**** Dataset content ****

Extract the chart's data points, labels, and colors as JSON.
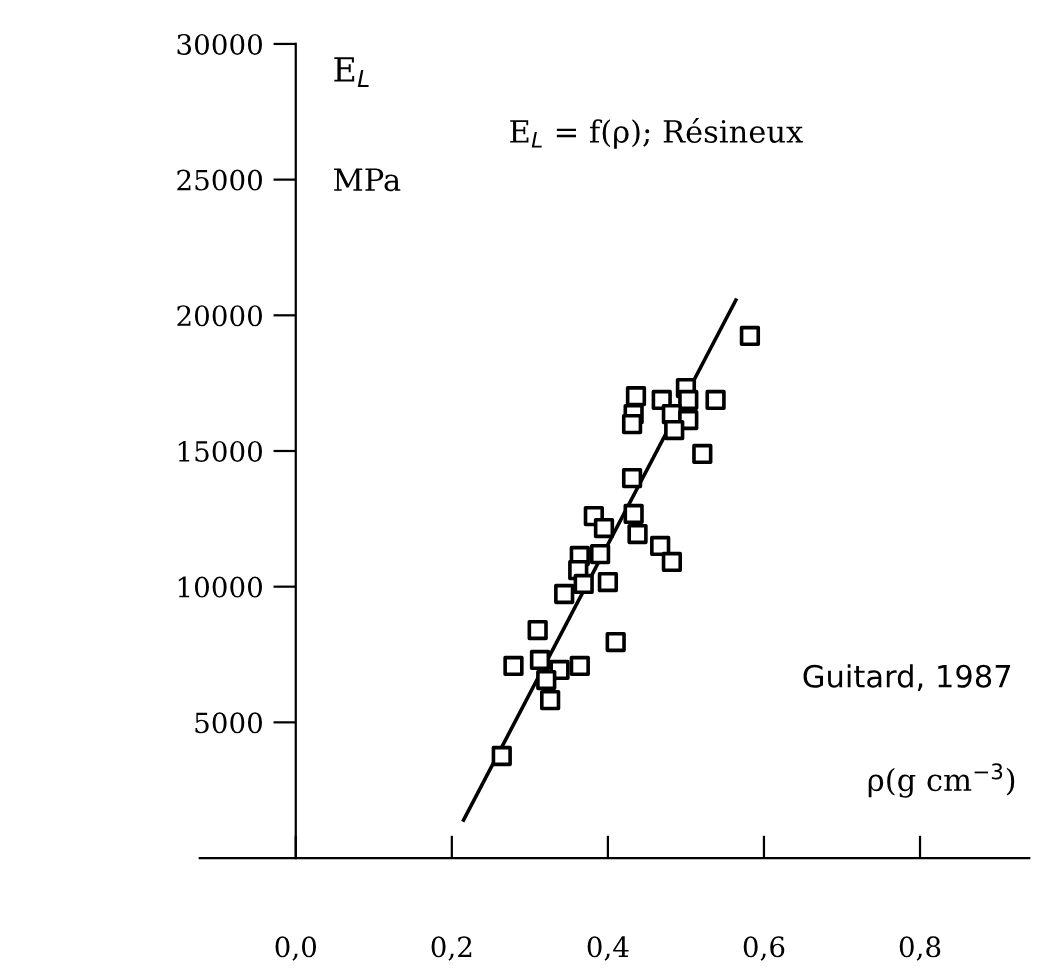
{
  "chart_data": {
    "type": "scatter",
    "title": "E$_{L}$ = f(ρ); Résineux",
    "ylabel": "E$_{L}$",
    "xlabel": "ρ(g cm$^{−3}$)",
    "annotations": [
      "MPa",
      "Guitard, 1987"
    ],
    "series": [
      {
        "color": "#000000",
        "marker": "square",
        "x": [
          0.582,
          0.436,
          0.469,
          0.5,
          0.503,
          0.538,
          0.433,
          0.431,
          0.482,
          0.503,
          0.485,
          0.521,
          0.431,
          0.382,
          0.395,
          0.433,
          0.438,
          0.467,
          0.482,
          0.364,
          0.362,
          0.39,
          0.369,
          0.4,
          0.344,
          0.31,
          0.41,
          0.279,
          0.313,
          0.338,
          0.364,
          0.321,
          0.326,
          0.264
        ],
        "values": [
          19240,
          17020,
          16880,
          17320,
          16880,
          16880,
          16360,
          15990,
          16360,
          16140,
          15770,
          14890,
          14000,
          12600,
          12160,
          12680,
          11940,
          11500,
          10910,
          11130,
          10610,
          11200,
          10100,
          10170,
          9730,
          8400,
          7960,
          7080,
          7300,
          6930,
          7080,
          6560,
          5820,
          3760
        ]
      },
      {
        "type": "line",
        "color": "#000000",
        "marker": "none",
        "line_style": "solid",
        "x": [
          0.215,
          0.564
        ],
        "values": [
          1400,
          20560
        ]
      }
    ],
    "xlim": [
      -0.123,
      0.94
    ],
    "ylim": [
      0,
      30000
    ],
    "xticks": [
      {
        "value": 0,
        "label": "0,0"
      },
      {
        "value": 0.2,
        "label": "0,2"
      },
      {
        "value": 0.4,
        "label": "0,4"
      },
      {
        "value": 0.6,
        "label": "0,6"
      },
      {
        "value": 0.8,
        "label": "0,8"
      }
    ],
    "yticks": [
      5000,
      10000,
      15000,
      20000,
      25000,
      30000
    ],
    "grid": false,
    "legend": false
  }
}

****

=== Required work ===
Exclude the images, then output the data above word for word.

=== Output for this exercise ===
Extract the chart's data points, labels, and colors as JSON.
{
  "chart_data": {
    "type": "scatter",
    "title": "E$_{L}$ = f(ρ); Résineux",
    "ylabel": "E$_{L}$",
    "xlabel": "ρ(g cm$^{−3}$)",
    "annotations": [
      "MPa",
      "Guitard, 1987"
    ],
    "series": [
      {
        "color": "#000000",
        "marker": "square",
        "x": [
          0.582,
          0.436,
          0.469,
          0.5,
          0.503,
          0.538,
          0.433,
          0.431,
          0.482,
          0.503,
          0.485,
          0.521,
          0.431,
          0.382,
          0.395,
          0.433,
          0.438,
          0.467,
          0.482,
          0.364,
          0.362,
          0.39,
          0.369,
          0.4,
          0.344,
          0.31,
          0.41,
          0.279,
          0.313,
          0.338,
          0.364,
          0.321,
          0.326,
          0.264
        ],
        "values": [
          19240,
          17020,
          16880,
          17320,
          16880,
          16880,
          16360,
          15990,
          16360,
          16140,
          15770,
          14890,
          14000,
          12600,
          12160,
          12680,
          11940,
          11500,
          10910,
          11130,
          10610,
          11200,
          10100,
          10170,
          9730,
          8400,
          7960,
          7080,
          7300,
          6930,
          7080,
          6560,
          5820,
          3760
        ]
      },
      {
        "type": "line",
        "color": "#000000",
        "marker": "none",
        "line_style": "solid",
        "x": [
          0.215,
          0.564
        ],
        "values": [
          1400,
          20560
        ]
      }
    ],
    "xlim": [
      -0.123,
      0.94
    ],
    "ylim": [
      0,
      30000
    ],
    "xticks": [
      {
        "value": 0,
        "label": "0,0"
      },
      {
        "value": 0.2,
        "label": "0,2"
      },
      {
        "value": 0.4,
        "label": "0,4"
      },
      {
        "value": 0.6,
        "label": "0,6"
      },
      {
        "value": 0.8,
        "label": "0,8"
      }
    ],
    "yticks": [
      5000,
      10000,
      15000,
      20000,
      25000,
      30000
    ],
    "grid": false,
    "legend": false
  }
}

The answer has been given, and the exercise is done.